● **The task**:
Restate the entries word for word, omitting nothing.

::: Records supplied :::

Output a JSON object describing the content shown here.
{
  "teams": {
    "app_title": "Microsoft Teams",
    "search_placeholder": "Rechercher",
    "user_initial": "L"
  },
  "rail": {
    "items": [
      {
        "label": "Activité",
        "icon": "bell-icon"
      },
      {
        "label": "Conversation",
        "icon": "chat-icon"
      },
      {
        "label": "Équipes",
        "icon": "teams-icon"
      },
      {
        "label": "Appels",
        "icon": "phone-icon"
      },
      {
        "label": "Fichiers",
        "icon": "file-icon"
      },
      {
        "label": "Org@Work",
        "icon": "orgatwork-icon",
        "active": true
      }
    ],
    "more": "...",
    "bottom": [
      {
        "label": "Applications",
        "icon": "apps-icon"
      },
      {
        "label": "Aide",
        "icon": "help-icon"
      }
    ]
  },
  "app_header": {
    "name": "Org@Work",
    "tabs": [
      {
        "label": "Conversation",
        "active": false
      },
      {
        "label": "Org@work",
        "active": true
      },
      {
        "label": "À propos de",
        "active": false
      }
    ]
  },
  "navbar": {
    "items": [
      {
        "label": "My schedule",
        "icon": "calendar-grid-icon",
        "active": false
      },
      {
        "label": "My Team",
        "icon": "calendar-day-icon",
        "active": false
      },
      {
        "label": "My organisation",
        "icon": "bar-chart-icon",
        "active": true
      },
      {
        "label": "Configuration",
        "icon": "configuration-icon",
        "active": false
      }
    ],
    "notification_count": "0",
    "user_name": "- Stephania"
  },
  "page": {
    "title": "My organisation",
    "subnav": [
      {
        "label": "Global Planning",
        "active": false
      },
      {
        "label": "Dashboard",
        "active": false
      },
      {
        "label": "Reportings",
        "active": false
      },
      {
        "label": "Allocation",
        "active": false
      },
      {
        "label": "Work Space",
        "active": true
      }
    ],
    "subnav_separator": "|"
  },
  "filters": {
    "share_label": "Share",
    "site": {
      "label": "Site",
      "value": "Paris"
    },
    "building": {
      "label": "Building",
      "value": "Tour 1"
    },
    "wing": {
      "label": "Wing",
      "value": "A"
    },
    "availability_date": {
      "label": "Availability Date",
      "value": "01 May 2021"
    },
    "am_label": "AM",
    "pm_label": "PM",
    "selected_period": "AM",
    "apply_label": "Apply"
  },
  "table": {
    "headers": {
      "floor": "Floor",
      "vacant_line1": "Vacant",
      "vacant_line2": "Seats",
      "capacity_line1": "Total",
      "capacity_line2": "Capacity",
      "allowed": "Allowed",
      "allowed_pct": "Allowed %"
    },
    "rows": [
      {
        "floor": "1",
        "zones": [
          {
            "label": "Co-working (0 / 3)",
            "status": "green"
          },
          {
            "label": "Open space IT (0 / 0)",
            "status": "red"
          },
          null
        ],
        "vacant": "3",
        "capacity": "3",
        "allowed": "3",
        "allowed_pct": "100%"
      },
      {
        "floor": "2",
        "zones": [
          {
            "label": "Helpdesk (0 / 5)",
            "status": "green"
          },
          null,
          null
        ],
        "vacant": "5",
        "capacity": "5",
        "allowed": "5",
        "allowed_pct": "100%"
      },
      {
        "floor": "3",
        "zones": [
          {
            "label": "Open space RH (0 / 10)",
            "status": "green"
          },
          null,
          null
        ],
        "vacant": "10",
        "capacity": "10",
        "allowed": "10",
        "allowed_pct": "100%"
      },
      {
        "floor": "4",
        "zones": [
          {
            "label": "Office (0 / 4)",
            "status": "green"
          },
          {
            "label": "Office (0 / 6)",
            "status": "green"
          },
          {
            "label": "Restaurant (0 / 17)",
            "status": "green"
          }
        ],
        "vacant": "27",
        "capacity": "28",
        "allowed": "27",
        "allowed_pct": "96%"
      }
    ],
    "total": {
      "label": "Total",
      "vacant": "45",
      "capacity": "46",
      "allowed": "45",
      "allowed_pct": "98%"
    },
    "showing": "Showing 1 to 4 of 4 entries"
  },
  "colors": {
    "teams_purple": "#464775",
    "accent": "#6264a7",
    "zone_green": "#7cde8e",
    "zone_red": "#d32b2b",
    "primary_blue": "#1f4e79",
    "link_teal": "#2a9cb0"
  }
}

:::

● **Full answer**:
Output a JSON object describing the content shown here.
{
  "teams": {
    "app_title": "Microsoft Teams",
    "search_placeholder": "Rechercher",
    "user_initial": "L"
  },
  "rail": {
    "items": [
      {
        "label": "Activité",
        "icon": "bell-icon"
      },
      {
        "label": "Conversation",
        "icon": "chat-icon"
      },
      {
        "label": "Équipes",
        "icon": "teams-icon"
      },
      {
        "label": "Appels",
        "icon": "phone-icon"
      },
      {
        "label": "Fichiers",
        "icon": "file-icon"
      },
      {
        "label": "Org@Work",
        "icon": "orgatwork-icon",
        "active": true
      }
    ],
    "more": "...",
    "bottom": [
      {
        "label": "Applications",
        "icon": "apps-icon"
      },
      {
        "label": "Aide",
        "icon": "help-icon"
      }
    ]
  },
  "app_header": {
    "name": "Org@Work",
    "tabs": [
      {
        "label": "Conversation",
        "active": false
      },
      {
        "label": "Org@work",
        "active": true
      },
      {
        "label": "À propos de",
        "active": false
      }
    ]
  },
  "navbar": {
    "items": [
      {
        "label": "My schedule",
        "icon": "calendar-grid-icon",
        "active": false
      },
      {
        "label": "My Team",
        "icon": "calendar-day-icon",
        "active": false
      },
      {
        "label": "My organisation",
        "icon": "bar-chart-icon",
        "active": true
      },
      {
        "label": "Configuration",
        "icon": "configuration-icon",
        "active": false
      }
    ],
    "notification_count": "0",
    "user_name": "- Stephania"
  },
  "page": {
    "title": "My organisation",
    "subnav": [
      {
        "label": "Global Planning",
        "active": false
      },
      {
        "label": "Dashboard",
        "active": false
      },
      {
        "label": "Reportings",
        "active": false
      },
      {
        "label": "Allocation",
        "active": false
      },
      {
        "label": "Work Space",
        "active": true
      }
    ],
    "subnav_separator": "|"
  },
  "filters": {
    "share_label": "Share",
    "site": {
      "label": "Site",
      "value": "Paris"
    },
    "building": {
      "label": "Building",
      "value": "Tour 1"
    },
    "wing": {
      "label": "Wing",
      "value": "A"
    },
    "availability_date": {
      "label": "Availability Date",
      "value": "01 May 2021"
    },
    "am_label": "AM",
    "pm_label": "PM",
    "selected_period": "AM",
    "apply_label": "Apply"
  },
  "table": {
    "headers": {
      "floor": "Floor",
      "vacant_line1": "Vacant",
      "vacant_line2": "Seats",
      "capacity_line1": "Total",
      "capacity_line2": "Capacity",
      "allowed": "Allowed",
      "allowed_pct": "Allowed %"
    },
    "rows": [
      {
        "floor": "1",
        "zones": [
          {
            "label": "Co-working (0 / 3)",
            "status": "green"
          },
          {
            "label": "Open space IT (0 / 0)",
            "status": "red"
          },
          null
        ],
        "vacant": "3",
        "capacity": "3",
        "allowed": "3",
        "allowed_pct": "100%"
      },
      {
        "floor": "2",
        "zones": [
          {
            "label": "Helpdesk (0 / 5)",
            "status": "green"
          },
          null,
          null
        ],
        "vacant": "5",
        "capacity": "5",
        "allowed": "5",
        "allowed_pct": "100%"
      },
      {
        "floor": "3",
        "zones": [
          {
            "label": "Open space RH (0 / 10)",
            "status": "green"
          },
          null,
          null
        ],
        "vacant": "10",
        "capacity": "10",
        "allowed": "10",
        "allowed_pct": "100%"
      },
      {
        "floor": "4",
        "zones": [
          {
            "label": "Office (0 / 4)",
            "status": "green"
          },
          {
            "label": "Office (0 / 6)",
            "status": "green"
          },
          {
            "label": "Restaurant (0 / 17)",
            "status": "green"
          }
        ],
        "vacant": "27",
        "capacity": "28",
        "allowed": "27",
        "allowed_pct": "96%"
      }
    ],
    "total": {
      "label": "Total",
      "vacant": "45",
      "capacity": "46",
      "allowed": "45",
      "allowed_pct": "98%"
    },
    "showing": "Showing 1 to 4 of 4 entries"
  },
  "colors": {
    "teams_purple": "#464775",
    "accent": "#6264a7",
    "zone_green": "#7cde8e",
    "zone_red": "#d32b2b",
    "primary_blue": "#1f4e79",
    "link_teal": "#2a9cb0"
  }
}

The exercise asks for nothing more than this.